■ **Stated problem**:
Repeat each entry as written, dropping any picture you find.

########################################

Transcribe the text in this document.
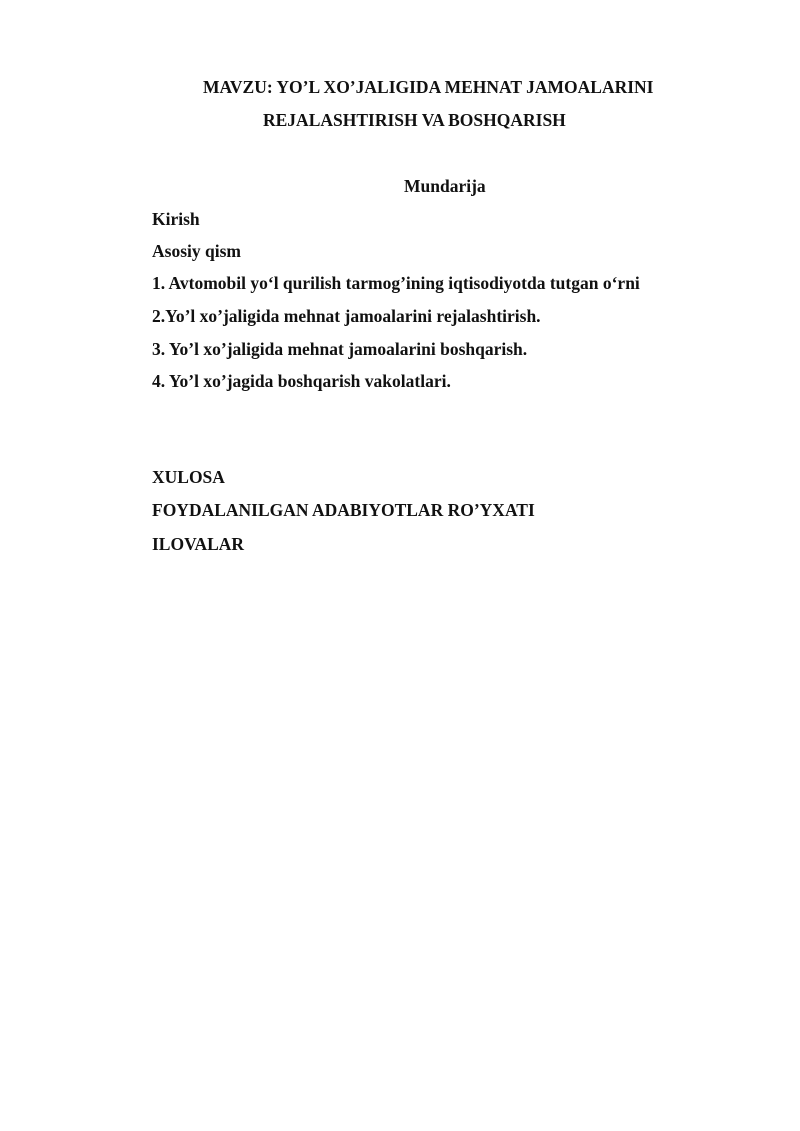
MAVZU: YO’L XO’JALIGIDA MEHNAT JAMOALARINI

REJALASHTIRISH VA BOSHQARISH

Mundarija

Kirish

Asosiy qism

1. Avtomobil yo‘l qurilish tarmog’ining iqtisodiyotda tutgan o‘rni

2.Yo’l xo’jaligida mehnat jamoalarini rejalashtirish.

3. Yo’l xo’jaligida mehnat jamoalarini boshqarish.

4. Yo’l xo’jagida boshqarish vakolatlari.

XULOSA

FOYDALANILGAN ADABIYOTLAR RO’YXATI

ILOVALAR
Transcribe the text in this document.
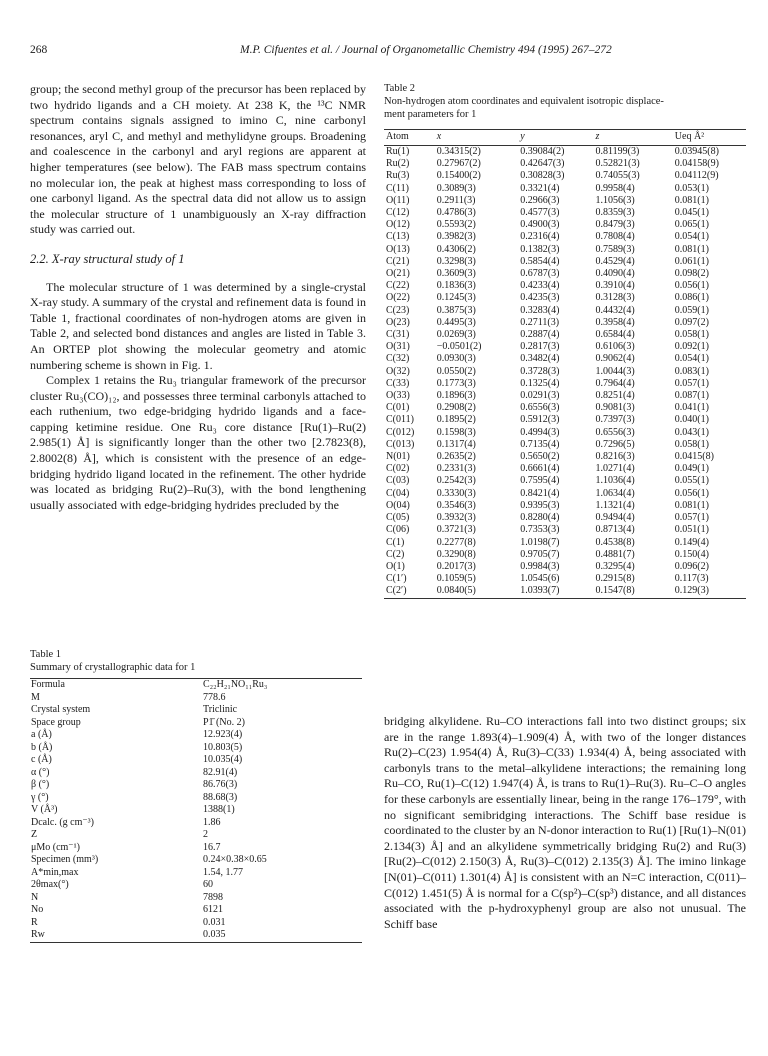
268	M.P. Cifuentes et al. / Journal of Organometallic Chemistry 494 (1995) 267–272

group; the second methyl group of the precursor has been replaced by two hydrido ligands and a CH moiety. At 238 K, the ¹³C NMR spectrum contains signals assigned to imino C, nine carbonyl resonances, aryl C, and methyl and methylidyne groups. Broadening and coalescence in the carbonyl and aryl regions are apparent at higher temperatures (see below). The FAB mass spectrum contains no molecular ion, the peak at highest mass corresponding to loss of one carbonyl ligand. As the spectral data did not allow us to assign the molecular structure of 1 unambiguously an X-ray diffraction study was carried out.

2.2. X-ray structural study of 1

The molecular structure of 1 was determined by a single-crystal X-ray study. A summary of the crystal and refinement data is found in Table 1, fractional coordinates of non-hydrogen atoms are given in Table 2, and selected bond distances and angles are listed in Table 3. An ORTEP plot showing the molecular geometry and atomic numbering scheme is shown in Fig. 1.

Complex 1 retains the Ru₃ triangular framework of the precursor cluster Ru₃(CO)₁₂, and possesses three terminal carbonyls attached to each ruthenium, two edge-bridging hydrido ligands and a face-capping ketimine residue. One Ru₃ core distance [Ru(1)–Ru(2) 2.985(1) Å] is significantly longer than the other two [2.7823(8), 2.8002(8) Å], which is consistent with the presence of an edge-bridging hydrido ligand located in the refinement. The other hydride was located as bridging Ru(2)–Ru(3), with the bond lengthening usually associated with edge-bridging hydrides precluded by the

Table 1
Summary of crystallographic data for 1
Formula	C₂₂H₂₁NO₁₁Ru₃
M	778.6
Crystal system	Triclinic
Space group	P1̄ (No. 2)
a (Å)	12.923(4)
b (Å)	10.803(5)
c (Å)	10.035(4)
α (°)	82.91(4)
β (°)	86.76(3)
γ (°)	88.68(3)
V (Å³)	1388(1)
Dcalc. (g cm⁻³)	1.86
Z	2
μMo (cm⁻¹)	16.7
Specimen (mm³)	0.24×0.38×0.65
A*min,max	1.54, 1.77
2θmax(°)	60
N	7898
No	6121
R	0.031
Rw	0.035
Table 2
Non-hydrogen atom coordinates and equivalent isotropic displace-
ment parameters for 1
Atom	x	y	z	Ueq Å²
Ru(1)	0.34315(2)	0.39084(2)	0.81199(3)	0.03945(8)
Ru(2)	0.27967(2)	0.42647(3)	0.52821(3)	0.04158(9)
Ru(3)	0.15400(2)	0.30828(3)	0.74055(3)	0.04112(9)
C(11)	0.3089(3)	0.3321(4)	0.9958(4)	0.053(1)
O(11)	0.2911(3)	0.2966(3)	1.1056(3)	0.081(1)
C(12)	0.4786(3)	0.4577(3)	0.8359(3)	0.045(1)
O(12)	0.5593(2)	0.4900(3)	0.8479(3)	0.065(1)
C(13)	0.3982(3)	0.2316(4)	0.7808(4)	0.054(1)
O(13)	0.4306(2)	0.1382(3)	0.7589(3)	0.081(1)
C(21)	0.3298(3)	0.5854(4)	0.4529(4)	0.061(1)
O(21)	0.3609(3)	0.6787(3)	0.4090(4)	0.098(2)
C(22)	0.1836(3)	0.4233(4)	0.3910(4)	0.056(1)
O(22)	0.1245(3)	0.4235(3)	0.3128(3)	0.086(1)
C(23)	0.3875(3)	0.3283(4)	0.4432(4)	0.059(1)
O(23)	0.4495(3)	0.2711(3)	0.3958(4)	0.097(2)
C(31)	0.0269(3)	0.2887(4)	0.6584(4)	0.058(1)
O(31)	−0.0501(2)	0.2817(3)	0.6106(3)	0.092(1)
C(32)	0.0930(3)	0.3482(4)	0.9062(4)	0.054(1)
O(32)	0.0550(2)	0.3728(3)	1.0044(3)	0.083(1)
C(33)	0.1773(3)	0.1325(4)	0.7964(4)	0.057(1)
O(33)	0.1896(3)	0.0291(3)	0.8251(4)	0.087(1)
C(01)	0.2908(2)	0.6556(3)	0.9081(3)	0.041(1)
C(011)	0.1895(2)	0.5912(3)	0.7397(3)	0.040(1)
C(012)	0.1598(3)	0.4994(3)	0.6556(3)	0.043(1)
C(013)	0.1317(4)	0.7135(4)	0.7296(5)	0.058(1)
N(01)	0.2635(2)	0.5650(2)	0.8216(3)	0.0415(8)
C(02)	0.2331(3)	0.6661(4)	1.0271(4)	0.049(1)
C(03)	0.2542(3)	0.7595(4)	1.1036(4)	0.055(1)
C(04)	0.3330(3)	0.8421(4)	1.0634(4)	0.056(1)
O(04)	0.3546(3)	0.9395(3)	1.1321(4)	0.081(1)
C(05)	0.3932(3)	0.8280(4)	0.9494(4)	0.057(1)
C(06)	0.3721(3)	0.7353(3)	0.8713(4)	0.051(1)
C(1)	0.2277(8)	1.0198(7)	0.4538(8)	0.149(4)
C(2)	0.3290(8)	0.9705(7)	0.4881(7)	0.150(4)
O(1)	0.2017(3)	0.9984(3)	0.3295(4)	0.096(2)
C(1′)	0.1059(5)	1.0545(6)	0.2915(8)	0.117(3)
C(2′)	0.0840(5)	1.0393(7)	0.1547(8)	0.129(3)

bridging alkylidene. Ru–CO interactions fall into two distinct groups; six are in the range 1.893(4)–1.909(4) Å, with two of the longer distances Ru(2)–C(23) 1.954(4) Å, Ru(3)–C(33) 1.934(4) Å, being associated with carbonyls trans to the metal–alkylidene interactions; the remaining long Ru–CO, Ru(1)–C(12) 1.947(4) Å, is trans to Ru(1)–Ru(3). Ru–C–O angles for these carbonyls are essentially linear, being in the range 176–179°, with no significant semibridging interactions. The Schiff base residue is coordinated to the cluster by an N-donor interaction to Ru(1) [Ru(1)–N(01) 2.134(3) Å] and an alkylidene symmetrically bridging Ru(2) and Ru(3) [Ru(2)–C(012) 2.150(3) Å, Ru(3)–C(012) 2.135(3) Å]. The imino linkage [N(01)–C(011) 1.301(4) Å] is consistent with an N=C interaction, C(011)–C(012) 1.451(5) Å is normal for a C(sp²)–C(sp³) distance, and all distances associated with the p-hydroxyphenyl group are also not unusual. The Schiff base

########################################

■ **Exercise result**:
Transcribe the text in this document.
MAVZU: YO’L XO’JALIGIDA MEHNAT JAMOALARINI

REJALASHTIRISH VA BOSHQARISH

Mundarija

Kirish

Asosiy qism

1. Avtomobil yo‘l qurilish tarmog’ining iqtisodiyotda tutgan o‘rni

2.Yo’l xo’jaligida mehnat jamoalarini rejalashtirish.

3. Yo’l xo’jaligida mehnat jamoalarini boshqarish.

4. Yo’l xo’jagida boshqarish vakolatlari.

XULOSA

FOYDALANILGAN ADABIYOTLAR RO’YXATI

ILOVALAR
Transcribe the text in this document.
268	M.P. Cifuentes et al. / Journal of Organometallic Chemistry 494 (1995) 267–272

group; the second methyl group of the precursor has been replaced by two hydrido ligands and a CH moiety. At 238 K, the ¹³C NMR spectrum contains signals assigned to imino C, nine carbonyl resonances, aryl C, and methyl and methylidyne groups. Broadening and coalescence in the carbonyl and aryl regions are apparent at higher temperatures (see below). The FAB mass spectrum contains no molecular ion, the peak at highest mass corresponding to loss of one carbonyl ligand. As the spectral data did not allow us to assign the molecular structure of 1 unambiguously an X-ray diffraction study was carried out.

2.2. X-ray structural study of 1

The molecular structure of 1 was determined by a single-crystal X-ray study. A summary of the crystal and refinement data is found in Table 1, fractional coordinates of non-hydrogen atoms are given in Table 2, and selected bond distances and angles are listed in Table 3. An ORTEP plot showing the molecular geometry and atomic numbering scheme is shown in Fig. 1.

Complex 1 retains the Ru₃ triangular framework of the precursor cluster Ru₃(CO)₁₂, and possesses three terminal carbonyls attached to each ruthenium, two edge-bridging hydrido ligands and a face-capping ketimine residue. One Ru₃ core distance [Ru(1)–Ru(2) 2.985(1) Å] is significantly longer than the other two [2.7823(8), 2.8002(8) Å], which is consistent with the presence of an edge-bridging hydrido ligand located in the refinement. The other hydride was located as bridging Ru(2)–Ru(3), with the bond lengthening usually associated with edge-bridging hydrides precluded by the

Table 1
Summary of crystallographic data for 1
Formula	C₂₂H₂₁NO₁₁Ru₃
M	778.6
Crystal system	Triclinic
Space group	P1̄ (No. 2)
a (Å)	12.923(4)
b (Å)	10.803(5)
c (Å)	10.035(4)
α (°)	82.91(4)
β (°)	86.76(3)
γ (°)	88.68(3)
V (Å³)	1388(1)
Dcalc. (g cm⁻³)	1.86
Z	2
μMo (cm⁻¹)	16.7
Specimen (mm³)	0.24×0.38×0.65
A*min,max	1.54, 1.77
2θmax(°)	60
N	7898
No	6121
R	0.031
Rw	0.035
Table 2
Non-hydrogen atom coordinates and equivalent isotropic displace-
ment parameters for 1
Atom	x	y	z	Ueq Å²
Ru(1)	0.34315(2)	0.39084(2)	0.81199(3)	0.03945(8)
Ru(2)	0.27967(2)	0.42647(3)	0.52821(3)	0.04158(9)
Ru(3)	0.15400(2)	0.30828(3)	0.74055(3)	0.04112(9)
C(11)	0.3089(3)	0.3321(4)	0.9958(4)	0.053(1)
O(11)	0.2911(3)	0.2966(3)	1.1056(3)	0.081(1)
C(12)	0.4786(3)	0.4577(3)	0.8359(3)	0.045(1)
O(12)	0.5593(2)	0.4900(3)	0.8479(3)	0.065(1)
C(13)	0.3982(3)	0.2316(4)	0.7808(4)	0.054(1)
O(13)	0.4306(2)	0.1382(3)	0.7589(3)	0.081(1)
C(21)	0.3298(3)	0.5854(4)	0.4529(4)	0.061(1)
O(21)	0.3609(3)	0.6787(3)	0.4090(4)	0.098(2)
C(22)	0.1836(3)	0.4233(4)	0.3910(4)	0.056(1)
O(22)	0.1245(3)	0.4235(3)	0.3128(3)	0.086(1)
C(23)	0.3875(3)	0.3283(4)	0.4432(4)	0.059(1)
O(23)	0.4495(3)	0.2711(3)	0.3958(4)	0.097(2)
C(31)	0.0269(3)	0.2887(4)	0.6584(4)	0.058(1)
O(31)	−0.0501(2)	0.2817(3)	0.6106(3)	0.092(1)
C(32)	0.0930(3)	0.3482(4)	0.9062(4)	0.054(1)
O(32)	0.0550(2)	0.3728(3)	1.0044(3)	0.083(1)
C(33)	0.1773(3)	0.1325(4)	0.7964(4)	0.057(1)
O(33)	0.1896(3)	0.0291(3)	0.8251(4)	0.087(1)
C(01)	0.2908(2)	0.6556(3)	0.9081(3)	0.041(1)
C(011)	0.1895(2)	0.5912(3)	0.7397(3)	0.040(1)
C(012)	0.1598(3)	0.4994(3)	0.6556(3)	0.043(1)
C(013)	0.1317(4)	0.7135(4)	0.7296(5)	0.058(1)
N(01)	0.2635(2)	0.5650(2)	0.8216(3)	0.0415(8)
C(02)	0.2331(3)	0.6661(4)	1.0271(4)	0.049(1)
C(03)	0.2542(3)	0.7595(4)	1.1036(4)	0.055(1)
C(04)	0.3330(3)	0.8421(4)	1.0634(4)	0.056(1)
O(04)	0.3546(3)	0.9395(3)	1.1321(4)	0.081(1)
C(05)	0.3932(3)	0.8280(4)	0.9494(4)	0.057(1)
C(06)	0.3721(3)	0.7353(3)	0.8713(4)	0.051(1)
C(1)	0.2277(8)	1.0198(7)	0.4538(8)	0.149(4)
C(2)	0.3290(8)	0.9705(7)	0.4881(7)	0.150(4)
O(1)	0.2017(3)	0.9984(3)	0.3295(4)	0.096(2)
C(1′)	0.1059(5)	1.0545(6)	0.2915(8)	0.117(3)
C(2′)	0.0840(5)	1.0393(7)	0.1547(8)	0.129(3)

bridging alkylidene. Ru–CO interactions fall into two distinct groups; six are in the range 1.893(4)–1.909(4) Å, with two of the longer distances Ru(2)–C(23) 1.954(4) Å, Ru(3)–C(33) 1.934(4) Å, being associated with carbonyls trans to the metal–alkylidene interactions; the remaining long Ru–CO, Ru(1)–C(12) 1.947(4) Å, is trans to Ru(1)–Ru(3). Ru–C–O angles for these carbonyls are essentially linear, being in the range 176–179°, with no significant semibridging interactions. The Schiff base residue is coordinated to the cluster by an N-donor interaction to Ru(1) [Ru(1)–N(01) 2.134(3) Å] and an alkylidene symmetrically bridging Ru(2) and Ru(3) [Ru(2)–C(012) 2.150(3) Å, Ru(3)–C(012) 2.135(3) Å]. The imino linkage [N(01)–C(011) 1.301(4) Å] is consistent with an N=C interaction, C(011)–C(012) 1.451(5) Å is normal for a C(sp²)–C(sp³) distance, and all distances associated with the p-hydroxyphenyl group are also not unusual. The Schiff base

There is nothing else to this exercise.